**Aim of the task:**
Check each line of the data for "Solutions" and select those that have it.

[Recorded data]
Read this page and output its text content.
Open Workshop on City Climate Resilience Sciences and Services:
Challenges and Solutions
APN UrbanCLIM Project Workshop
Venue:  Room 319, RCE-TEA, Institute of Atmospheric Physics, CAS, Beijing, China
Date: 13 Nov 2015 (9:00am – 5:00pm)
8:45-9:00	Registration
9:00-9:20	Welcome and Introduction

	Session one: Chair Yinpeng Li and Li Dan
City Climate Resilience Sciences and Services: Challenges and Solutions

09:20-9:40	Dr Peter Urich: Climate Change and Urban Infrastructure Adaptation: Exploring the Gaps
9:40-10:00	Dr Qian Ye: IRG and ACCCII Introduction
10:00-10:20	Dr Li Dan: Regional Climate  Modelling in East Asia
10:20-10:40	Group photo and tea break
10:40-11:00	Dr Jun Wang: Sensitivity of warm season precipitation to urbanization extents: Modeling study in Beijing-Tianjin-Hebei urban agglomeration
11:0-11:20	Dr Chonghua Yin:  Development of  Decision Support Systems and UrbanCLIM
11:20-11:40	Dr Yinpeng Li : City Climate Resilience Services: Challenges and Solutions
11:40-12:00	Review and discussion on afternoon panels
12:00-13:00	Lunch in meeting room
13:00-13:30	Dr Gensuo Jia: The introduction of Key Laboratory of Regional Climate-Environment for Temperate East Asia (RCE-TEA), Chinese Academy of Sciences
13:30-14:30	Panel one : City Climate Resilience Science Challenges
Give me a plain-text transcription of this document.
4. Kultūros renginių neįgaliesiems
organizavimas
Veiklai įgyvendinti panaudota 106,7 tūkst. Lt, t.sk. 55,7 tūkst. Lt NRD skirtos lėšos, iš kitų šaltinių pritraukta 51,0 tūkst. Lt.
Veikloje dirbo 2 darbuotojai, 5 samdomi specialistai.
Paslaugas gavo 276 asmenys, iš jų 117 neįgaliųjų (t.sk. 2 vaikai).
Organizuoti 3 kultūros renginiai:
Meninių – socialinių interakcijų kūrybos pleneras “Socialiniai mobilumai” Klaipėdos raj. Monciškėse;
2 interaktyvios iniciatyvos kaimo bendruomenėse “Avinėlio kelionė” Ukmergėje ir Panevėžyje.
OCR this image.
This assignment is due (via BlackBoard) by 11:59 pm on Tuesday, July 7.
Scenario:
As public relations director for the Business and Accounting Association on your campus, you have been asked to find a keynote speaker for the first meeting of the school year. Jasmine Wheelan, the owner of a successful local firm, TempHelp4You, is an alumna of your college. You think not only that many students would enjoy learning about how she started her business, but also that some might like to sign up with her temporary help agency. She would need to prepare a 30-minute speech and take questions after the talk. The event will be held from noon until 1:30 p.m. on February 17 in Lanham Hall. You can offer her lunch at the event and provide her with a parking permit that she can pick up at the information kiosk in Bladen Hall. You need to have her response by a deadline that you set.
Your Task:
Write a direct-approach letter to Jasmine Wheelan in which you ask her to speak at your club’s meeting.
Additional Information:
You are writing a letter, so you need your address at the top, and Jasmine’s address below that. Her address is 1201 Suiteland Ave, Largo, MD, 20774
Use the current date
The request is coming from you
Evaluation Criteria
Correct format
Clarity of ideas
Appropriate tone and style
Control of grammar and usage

**Task result:**
Challenges and Solutions
City Climate Resilience Sciences and Services: Challenges and Solutions
11:20-11:40	Dr Yinpeng Li : City Climate Resilience Services: Challenges and Solutions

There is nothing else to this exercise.